§ **What the task asks**
Pick out each line below containing "image".

§ **Collected data**

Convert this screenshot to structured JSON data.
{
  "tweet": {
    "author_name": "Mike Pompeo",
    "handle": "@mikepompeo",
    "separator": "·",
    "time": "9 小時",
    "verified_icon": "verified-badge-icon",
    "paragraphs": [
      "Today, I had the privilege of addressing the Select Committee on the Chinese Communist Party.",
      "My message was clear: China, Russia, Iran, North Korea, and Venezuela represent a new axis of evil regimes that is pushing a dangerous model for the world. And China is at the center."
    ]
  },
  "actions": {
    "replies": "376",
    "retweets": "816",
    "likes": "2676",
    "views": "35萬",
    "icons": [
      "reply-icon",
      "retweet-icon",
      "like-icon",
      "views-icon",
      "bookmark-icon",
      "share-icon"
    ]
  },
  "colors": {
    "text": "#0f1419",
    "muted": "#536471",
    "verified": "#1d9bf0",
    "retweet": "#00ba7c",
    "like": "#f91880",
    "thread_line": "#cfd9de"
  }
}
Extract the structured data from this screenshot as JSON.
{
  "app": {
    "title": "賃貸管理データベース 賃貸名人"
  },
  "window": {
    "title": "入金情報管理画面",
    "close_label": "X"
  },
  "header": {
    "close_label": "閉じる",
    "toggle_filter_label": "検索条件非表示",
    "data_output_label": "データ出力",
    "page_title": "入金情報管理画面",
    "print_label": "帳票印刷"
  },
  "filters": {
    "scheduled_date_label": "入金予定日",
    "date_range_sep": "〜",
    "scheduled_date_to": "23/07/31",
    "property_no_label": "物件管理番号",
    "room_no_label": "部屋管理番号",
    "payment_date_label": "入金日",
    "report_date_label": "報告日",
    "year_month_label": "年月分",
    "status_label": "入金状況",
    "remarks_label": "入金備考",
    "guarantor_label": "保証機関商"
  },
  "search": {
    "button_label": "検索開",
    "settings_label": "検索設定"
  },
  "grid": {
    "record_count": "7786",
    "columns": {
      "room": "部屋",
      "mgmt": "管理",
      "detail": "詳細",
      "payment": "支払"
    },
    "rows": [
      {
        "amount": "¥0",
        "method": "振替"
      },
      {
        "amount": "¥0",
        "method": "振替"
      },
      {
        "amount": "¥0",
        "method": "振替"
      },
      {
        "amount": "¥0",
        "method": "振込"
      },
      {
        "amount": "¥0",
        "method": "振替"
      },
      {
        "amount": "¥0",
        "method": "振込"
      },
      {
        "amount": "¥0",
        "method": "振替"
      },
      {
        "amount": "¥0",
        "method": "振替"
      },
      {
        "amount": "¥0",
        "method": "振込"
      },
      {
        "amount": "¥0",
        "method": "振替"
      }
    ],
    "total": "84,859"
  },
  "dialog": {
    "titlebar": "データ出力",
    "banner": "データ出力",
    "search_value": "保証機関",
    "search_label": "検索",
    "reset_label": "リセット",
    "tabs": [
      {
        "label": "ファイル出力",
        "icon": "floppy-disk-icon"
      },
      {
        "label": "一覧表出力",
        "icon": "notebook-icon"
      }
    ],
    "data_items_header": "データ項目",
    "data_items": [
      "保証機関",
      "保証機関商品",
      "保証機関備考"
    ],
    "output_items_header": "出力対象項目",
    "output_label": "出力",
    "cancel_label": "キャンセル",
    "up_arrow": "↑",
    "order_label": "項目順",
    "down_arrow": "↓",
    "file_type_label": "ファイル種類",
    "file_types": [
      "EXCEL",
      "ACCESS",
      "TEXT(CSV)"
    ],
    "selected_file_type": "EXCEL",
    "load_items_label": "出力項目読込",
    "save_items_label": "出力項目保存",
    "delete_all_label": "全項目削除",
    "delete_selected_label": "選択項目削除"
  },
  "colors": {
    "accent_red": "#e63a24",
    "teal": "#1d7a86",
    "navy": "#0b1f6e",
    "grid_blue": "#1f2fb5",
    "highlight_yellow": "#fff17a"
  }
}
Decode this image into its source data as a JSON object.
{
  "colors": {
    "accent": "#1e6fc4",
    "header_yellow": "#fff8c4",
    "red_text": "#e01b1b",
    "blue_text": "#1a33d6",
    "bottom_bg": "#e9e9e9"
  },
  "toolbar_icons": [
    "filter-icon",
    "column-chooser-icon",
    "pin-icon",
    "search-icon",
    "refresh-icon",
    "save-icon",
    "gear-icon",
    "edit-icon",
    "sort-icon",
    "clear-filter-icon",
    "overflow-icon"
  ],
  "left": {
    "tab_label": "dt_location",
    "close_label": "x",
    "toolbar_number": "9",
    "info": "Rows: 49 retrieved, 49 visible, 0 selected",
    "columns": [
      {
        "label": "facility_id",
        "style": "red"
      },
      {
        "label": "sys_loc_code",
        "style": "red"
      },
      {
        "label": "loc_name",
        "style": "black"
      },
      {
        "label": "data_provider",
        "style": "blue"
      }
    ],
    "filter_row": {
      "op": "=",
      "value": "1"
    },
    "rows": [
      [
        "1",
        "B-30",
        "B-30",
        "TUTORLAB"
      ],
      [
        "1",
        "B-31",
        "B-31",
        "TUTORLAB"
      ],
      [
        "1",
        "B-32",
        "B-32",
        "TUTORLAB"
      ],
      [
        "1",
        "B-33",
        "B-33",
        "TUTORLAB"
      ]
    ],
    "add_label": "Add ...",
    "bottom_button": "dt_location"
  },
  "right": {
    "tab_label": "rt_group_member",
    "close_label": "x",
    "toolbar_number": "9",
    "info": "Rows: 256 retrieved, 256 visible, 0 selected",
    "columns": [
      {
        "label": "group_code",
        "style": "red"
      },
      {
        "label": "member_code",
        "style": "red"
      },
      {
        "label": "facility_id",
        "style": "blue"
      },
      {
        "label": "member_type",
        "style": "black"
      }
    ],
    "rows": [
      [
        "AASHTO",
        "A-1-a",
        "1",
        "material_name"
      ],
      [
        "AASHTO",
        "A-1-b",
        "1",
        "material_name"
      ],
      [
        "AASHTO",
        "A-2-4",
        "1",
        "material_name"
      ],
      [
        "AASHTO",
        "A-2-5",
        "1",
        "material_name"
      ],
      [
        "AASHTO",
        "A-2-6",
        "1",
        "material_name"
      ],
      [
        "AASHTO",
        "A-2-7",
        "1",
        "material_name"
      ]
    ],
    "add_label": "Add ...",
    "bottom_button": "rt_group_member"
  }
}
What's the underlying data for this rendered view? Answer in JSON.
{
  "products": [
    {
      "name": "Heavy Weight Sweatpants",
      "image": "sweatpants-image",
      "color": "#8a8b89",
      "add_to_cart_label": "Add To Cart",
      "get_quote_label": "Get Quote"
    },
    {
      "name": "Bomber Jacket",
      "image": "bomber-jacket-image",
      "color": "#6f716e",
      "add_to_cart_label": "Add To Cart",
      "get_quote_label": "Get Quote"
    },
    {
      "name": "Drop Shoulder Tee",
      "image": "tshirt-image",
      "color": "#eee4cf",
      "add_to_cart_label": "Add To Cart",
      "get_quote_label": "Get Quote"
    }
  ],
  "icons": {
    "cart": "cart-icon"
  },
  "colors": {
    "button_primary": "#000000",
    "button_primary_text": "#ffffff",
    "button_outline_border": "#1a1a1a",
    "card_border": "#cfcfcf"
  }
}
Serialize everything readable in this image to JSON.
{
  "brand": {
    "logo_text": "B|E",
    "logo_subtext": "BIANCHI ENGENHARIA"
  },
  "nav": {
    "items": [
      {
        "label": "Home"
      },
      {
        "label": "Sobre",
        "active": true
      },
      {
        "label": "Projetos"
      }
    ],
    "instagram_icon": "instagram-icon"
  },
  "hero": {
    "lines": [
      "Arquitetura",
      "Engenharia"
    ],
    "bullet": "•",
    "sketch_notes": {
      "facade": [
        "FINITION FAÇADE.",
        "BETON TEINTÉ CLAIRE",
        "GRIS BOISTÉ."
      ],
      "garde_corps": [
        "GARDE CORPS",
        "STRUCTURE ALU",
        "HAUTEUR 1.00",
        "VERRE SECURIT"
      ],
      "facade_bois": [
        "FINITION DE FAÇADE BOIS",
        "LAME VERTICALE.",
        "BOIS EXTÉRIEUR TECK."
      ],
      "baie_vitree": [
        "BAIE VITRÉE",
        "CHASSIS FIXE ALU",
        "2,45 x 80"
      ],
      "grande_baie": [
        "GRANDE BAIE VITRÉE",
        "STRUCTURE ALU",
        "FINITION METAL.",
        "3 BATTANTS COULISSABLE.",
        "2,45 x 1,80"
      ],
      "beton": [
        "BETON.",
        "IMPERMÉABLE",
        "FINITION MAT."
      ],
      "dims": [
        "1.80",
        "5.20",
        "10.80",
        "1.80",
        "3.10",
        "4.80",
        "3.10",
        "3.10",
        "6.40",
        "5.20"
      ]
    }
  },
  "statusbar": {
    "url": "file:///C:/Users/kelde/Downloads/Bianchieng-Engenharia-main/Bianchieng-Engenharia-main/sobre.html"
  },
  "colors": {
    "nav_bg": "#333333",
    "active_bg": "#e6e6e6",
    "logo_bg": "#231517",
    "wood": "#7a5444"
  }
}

§ **Correct response**
Decode this image into its source data as a JSON object.
      "image": "sweatpants-image",
      "image": "bomber-jacket-image",
      "image": "tshirt-image",
Serialize everything readable in this image to JSON.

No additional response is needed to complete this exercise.